(Records from a data collection)
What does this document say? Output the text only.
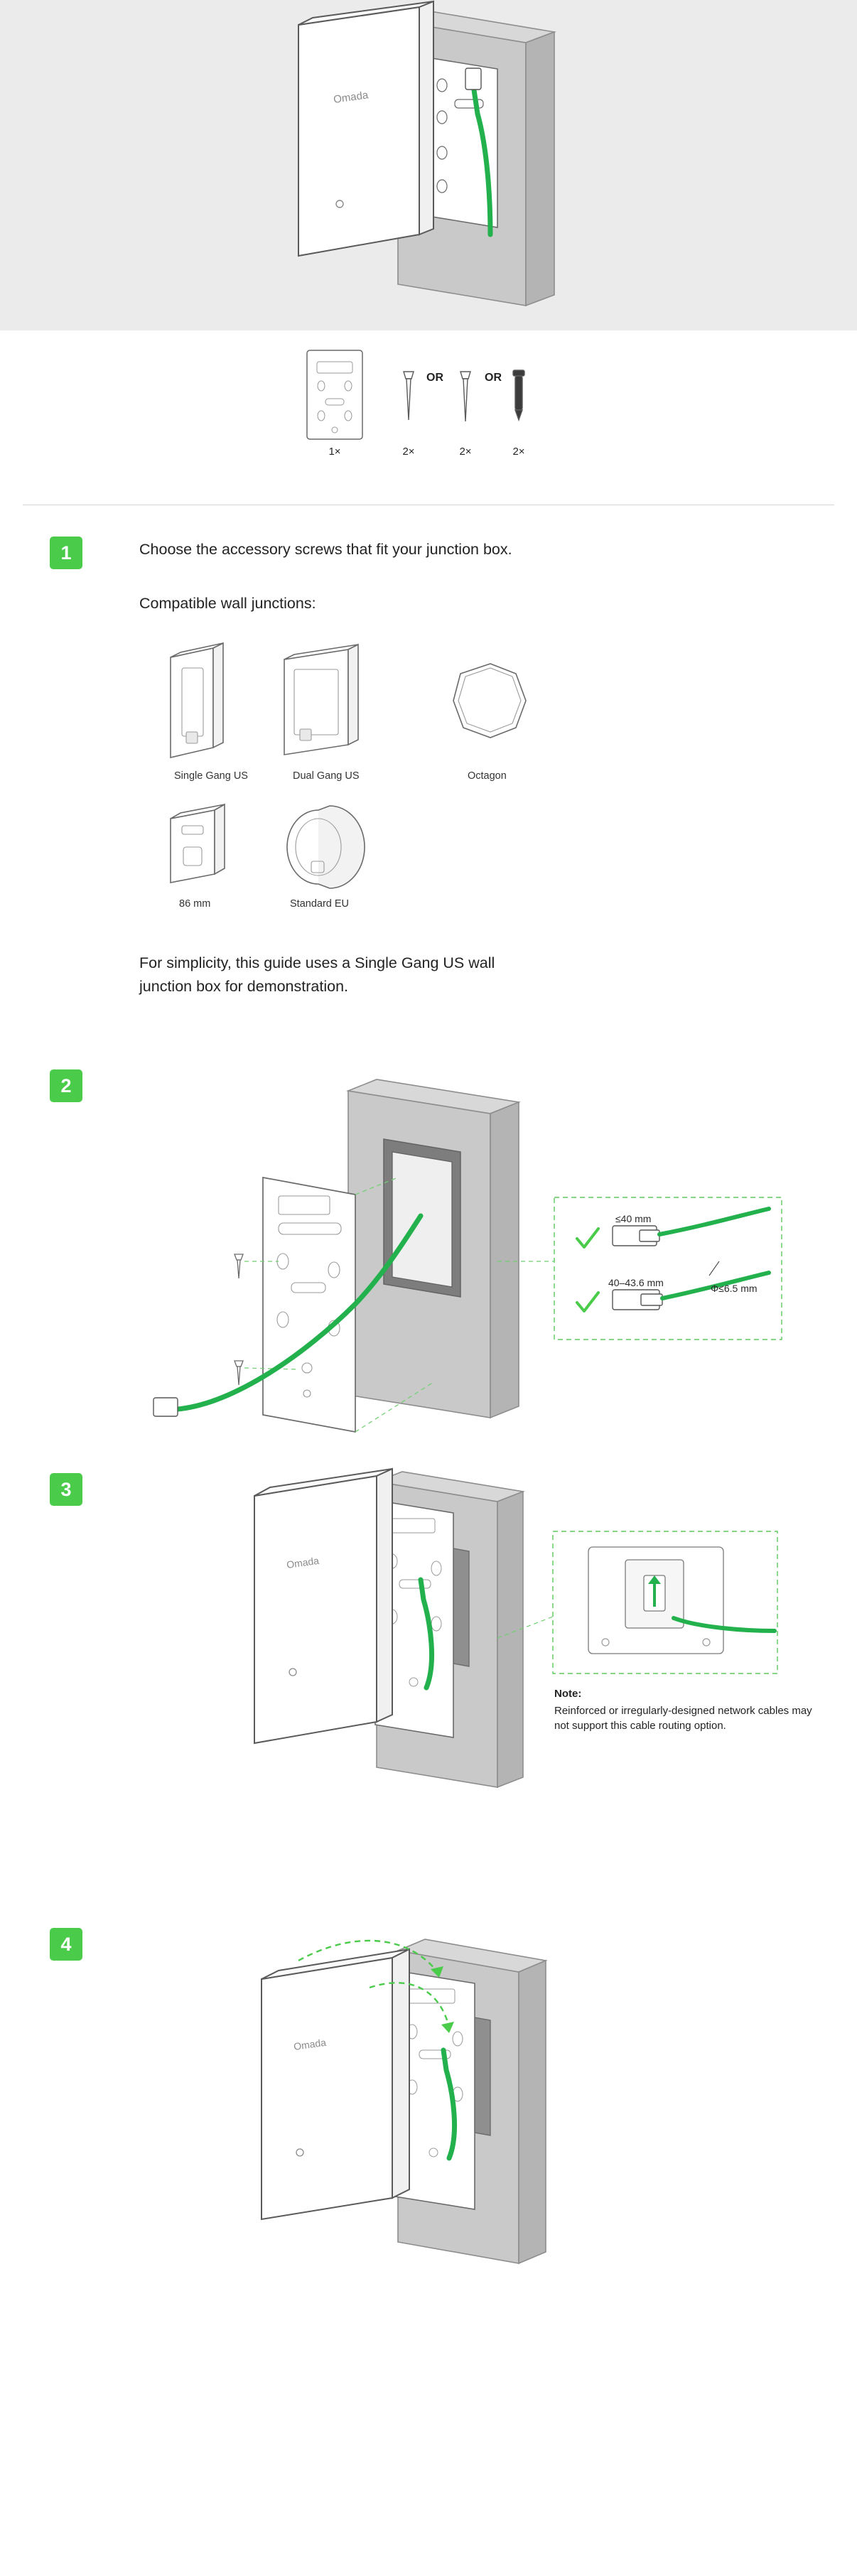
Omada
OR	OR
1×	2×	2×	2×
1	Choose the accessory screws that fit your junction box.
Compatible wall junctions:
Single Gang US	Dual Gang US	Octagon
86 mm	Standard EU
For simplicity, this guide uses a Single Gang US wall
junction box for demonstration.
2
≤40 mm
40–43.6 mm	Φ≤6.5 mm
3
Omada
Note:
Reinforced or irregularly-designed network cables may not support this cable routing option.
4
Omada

[Given instruction]
Each line in the material either holds the string "this" or does not. State how many do, and nothing else.

[Right answer]
3